-- start MATERIAL FOR THIS EXERCISE --
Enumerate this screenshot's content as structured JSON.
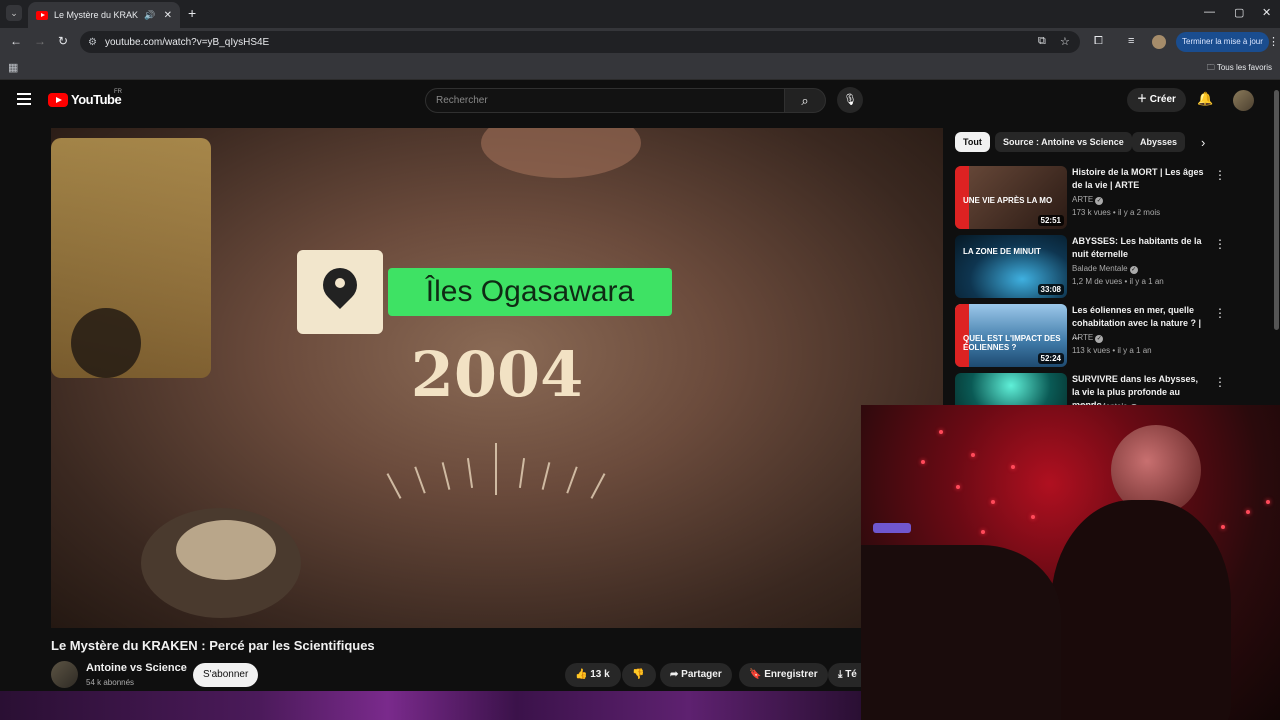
{
  "browser": {
    "tab_title": "Le Mystère du KRAKEN : Pe",
    "url": "youtube.com/watch?v=yB_qIysHS4E",
    "update_button": "Terminer la mise à jour",
    "bookmarks_all": "Tous les favoris"
  },
  "youtube": {
    "logo": "YouTube",
    "country": "FR",
    "search_placeholder": "Rechercher",
    "create_label": "Créer"
  },
  "video": {
    "overlay_place": "Îles Ogasawara",
    "overlay_year": "2004",
    "title": "Le Mystère du KRAKEN : Percé par les Scientifiques",
    "channel": "Antoine vs Science",
    "subscribers": "54 k abonnés",
    "subscribe_label": "S'abonner",
    "likes": "13 k",
    "share_label": "Partager",
    "save_label": "Enregistrer",
    "download_label": "Té"
  },
  "sidebar": {
    "chips": [
      "Tout",
      "Source : Antoine vs Science",
      "Abysses"
    ],
    "recommendations": [
      {
        "title": "Histoire de la MORT | Les âges de la vie | ARTE",
        "channel": "ARTE",
        "meta": "173 k vues • il y a 2 mois",
        "duration": "52:51",
        "thumb_text": "UNE VIE APRÈS LA MO",
        "thumb_color": "#5a3a30"
      },
      {
        "title": "ABYSSES: Les habitants de la nuit éternelle",
        "channel": "Balade Mentale",
        "meta": "1,2 M de vues • il y a 1 an",
        "duration": "33:08",
        "thumb_text": "LA ZONE DE MINUIT",
        "thumb_color": "#0e3550"
      },
      {
        "title": "Les éoliennes en mer, quelle cohabitation avec la nature ? | ...",
        "channel": "ARTE",
        "meta": "113 k vues • il y a 1 an",
        "duration": "52:24",
        "thumb_text": "QUEL EST L'IMPACT DES ÉOLIENNES ?",
        "thumb_color": "#3f7aa8"
      },
      {
        "title": "SURVIVRE dans les Abysses, la vie la plus profonde au monde",
        "channel": "Balade Mentale",
        "meta": "",
        "duration": "",
        "thumb_text": "",
        "thumb_color": "#0a5a55"
      }
    ]
  }
}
-- end MATERIAL FOR THIS EXERCISE --
## SET TASK
Transcribe the material exactly, keeping every word and none of the pictures.

## COMPLETED TASK
Enumerate this screenshot's content as structured JSON.
{
  "browser": {
    "tab_title": "Le Mystère du KRAKEN : Pe",
    "url": "youtube.com/watch?v=yB_qIysHS4E",
    "update_button": "Terminer la mise à jour",
    "bookmarks_all": "Tous les favoris"
  },
  "youtube": {
    "logo": "YouTube",
    "country": "FR",
    "search_placeholder": "Rechercher",
    "create_label": "Créer"
  },
  "video": {
    "overlay_place": "Îles Ogasawara",
    "overlay_year": "2004",
    "title": "Le Mystère du KRAKEN : Percé par les Scientifiques",
    "channel": "Antoine vs Science",
    "subscribers": "54 k abonnés",
    "subscribe_label": "S'abonner",
    "likes": "13 k",
    "share_label": "Partager",
    "save_label": "Enregistrer",
    "download_label": "Té"
  },
  "sidebar": {
    "chips": [
      "Tout",
      "Source : Antoine vs Science",
      "Abysses"
    ],
    "recommendations": [
      {
        "title": "Histoire de la MORT | Les âges de la vie | ARTE",
        "channel": "ARTE",
        "meta": "173 k vues • il y a 2 mois",
        "duration": "52:51",
        "thumb_text": "UNE VIE APRÈS LA MO",
        "thumb_color": "#5a3a30"
      },
      {
        "title": "ABYSSES: Les habitants de la nuit éternelle",
        "channel": "Balade Mentale",
        "meta": "1,2 M de vues • il y a 1 an",
        "duration": "33:08",
        "thumb_text": "LA ZONE DE MINUIT",
        "thumb_color": "#0e3550"
      },
      {
        "title": "Les éoliennes en mer, quelle cohabitation avec la nature ? | ...",
        "channel": "ARTE",
        "meta": "113 k vues • il y a 1 an",
        "duration": "52:24",
        "thumb_text": "QUEL EST L'IMPACT DES ÉOLIENNES ?",
        "thumb_color": "#3f7aa8"
      },
      {
        "title": "SURVIVRE dans les Abysses, la vie la plus profonde au monde",
        "channel": "Balade Mentale",
        "meta": "",
        "duration": "",
        "thumb_text": "",
        "thumb_color": "#0a5a55"
      }
    ]
  }
}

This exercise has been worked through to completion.